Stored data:
## start

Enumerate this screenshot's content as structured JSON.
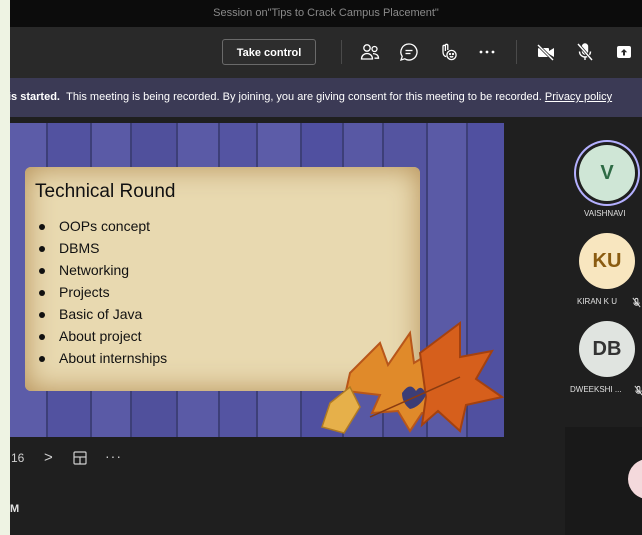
{
  "window": {
    "title": "Session on\"Tips to Crack Campus Placement\""
  },
  "toolbar": {
    "take_control_label": "Take control",
    "icons": [
      "participants-icon",
      "chat-icon",
      "reactions-icon",
      "more-icon",
      "camera-off-icon",
      "mic-off-icon",
      "share-icon"
    ]
  },
  "banner": {
    "prefix": "is started.",
    "message": "This meeting is being recorded. By joining, you are giving consent for this meeting to be recorded.",
    "link": "Privacy policy"
  },
  "slide": {
    "title": "Technical Round",
    "bullets": [
      "OOPs concept",
      "DBMS",
      "Networking",
      "Projects",
      "Basic of Java",
      "About  project",
      "About  internships"
    ]
  },
  "slide_nav": {
    "page": "16",
    "next": ">",
    "more": "···"
  },
  "footer": {
    "text": "M"
  },
  "participants": [
    {
      "initials": "V",
      "name": "VAISHNAVI",
      "muted": false,
      "speaking": true
    },
    {
      "initials": "KU",
      "name": "KIRAN K U",
      "muted": true,
      "speaking": false
    },
    {
      "initials": "DB",
      "name": "DWEEKSHI ...",
      "muted": true,
      "speaking": false
    }
  ],
  "colors": {
    "window_bg": "#1f1f1f",
    "banner_bg": "#3b3a55",
    "avatar_green": "#cfe6d6",
    "avatar_green_text": "#2e6b45",
    "avatar_yellow": "#f8e6bf",
    "avatar_yellow_text": "#8a5b10",
    "avatar_grey": "#e0e4e0",
    "avatar_grey_text": "#333333",
    "speaking_ring": "#b4b0ff"
  }
}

## end

> _What needs to be done_: Reproduce the entries exactly. Do not carry over any picture.

> _Result for this task_:
Enumerate this screenshot's content as structured JSON.
{
  "window": {
    "title": "Session on\"Tips to Crack Campus Placement\""
  },
  "toolbar": {
    "take_control_label": "Take control",
    "icons": [
      "participants-icon",
      "chat-icon",
      "reactions-icon",
      "more-icon",
      "camera-off-icon",
      "mic-off-icon",
      "share-icon"
    ]
  },
  "banner": {
    "prefix": "is started.",
    "message": "This meeting is being recorded. By joining, you are giving consent for this meeting to be recorded.",
    "link": "Privacy policy"
  },
  "slide": {
    "title": "Technical Round",
    "bullets": [
      "OOPs concept",
      "DBMS",
      "Networking",
      "Projects",
      "Basic of Java",
      "About  project",
      "About  internships"
    ]
  },
  "slide_nav": {
    "page": "16",
    "next": ">",
    "more": "···"
  },
  "footer": {
    "text": "M"
  },
  "participants": [
    {
      "initials": "V",
      "name": "VAISHNAVI",
      "muted": false,
      "speaking": true
    },
    {
      "initials": "KU",
      "name": "KIRAN K U",
      "muted": true,
      "speaking": false
    },
    {
      "initials": "DB",
      "name": "DWEEKSHI ...",
      "muted": true,
      "speaking": false
    }
  ],
  "colors": {
    "window_bg": "#1f1f1f",
    "banner_bg": "#3b3a55",
    "avatar_green": "#cfe6d6",
    "avatar_green_text": "#2e6b45",
    "avatar_yellow": "#f8e6bf",
    "avatar_yellow_text": "#8a5b10",
    "avatar_grey": "#e0e4e0",
    "avatar_grey_text": "#333333",
    "speaking_ring": "#b4b0ff"
  }
}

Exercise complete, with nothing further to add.